Problem to solve: Write the data out again, exactly as given.

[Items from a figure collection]
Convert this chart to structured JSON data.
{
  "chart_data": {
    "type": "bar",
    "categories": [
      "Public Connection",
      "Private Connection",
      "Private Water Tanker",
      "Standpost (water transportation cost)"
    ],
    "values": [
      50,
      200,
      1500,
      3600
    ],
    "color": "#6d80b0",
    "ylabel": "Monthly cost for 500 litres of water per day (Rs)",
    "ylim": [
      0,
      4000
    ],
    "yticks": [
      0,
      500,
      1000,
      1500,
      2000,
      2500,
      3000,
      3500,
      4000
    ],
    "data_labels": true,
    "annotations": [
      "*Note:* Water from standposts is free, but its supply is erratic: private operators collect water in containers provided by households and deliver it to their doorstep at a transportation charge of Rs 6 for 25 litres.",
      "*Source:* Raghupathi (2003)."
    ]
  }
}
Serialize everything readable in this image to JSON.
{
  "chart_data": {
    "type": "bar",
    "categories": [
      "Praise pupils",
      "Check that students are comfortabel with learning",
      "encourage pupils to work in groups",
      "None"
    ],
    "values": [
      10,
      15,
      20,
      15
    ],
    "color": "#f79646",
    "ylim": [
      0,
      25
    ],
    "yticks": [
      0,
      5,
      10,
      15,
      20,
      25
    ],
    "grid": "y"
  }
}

Final answer:
Convert this chart to structured JSON data.
{
  "chart_data": {
    "type": "bar",
    "categories": [
      "Public Connection",
      "Private Connection",
      "Private Water Tanker",
      "Standpost (water transportation cost)"
    ],
    "values": [
      50,
      200,
      1500,
      3600
    ],
    "color": "#6d80b0",
    "ylabel": "Monthly cost for 500 litres of water per day (Rs)",
    "ylim": [
      0,
      4000
    ],
    "yticks": [
      0,
      500,
      1000,
      1500,
      2000,
      2500,
      3000,
      3500,
      4000
    ],
    "data_labels": true,
    "annotations": [
      "*Note:* Water from standposts is free, but its supply is erratic: private operators collect water in containers provided by households and deliver it to their doorstep at a transportation charge of Rs 6 for 25 litres.",
      "*Source:* Raghupathi (2003)."
    ]
  }
}
Serialize everything readable in this image to JSON.
{
  "chart_data": {
    "type": "bar",
    "categories": [
      "Praise pupils",
      "Check that students are comfortabel with learning",
      "encourage pupils to work in groups",
      "None"
    ],
    "values": [
      10,
      15,
      20,
      15
    ],
    "color": "#f79646",
    "ylim": [
      0,
      25
    ],
    "yticks": [
      0,
      5,
      10,
      15,
      20,
      25
    ],
    "grid": "y"
  }
}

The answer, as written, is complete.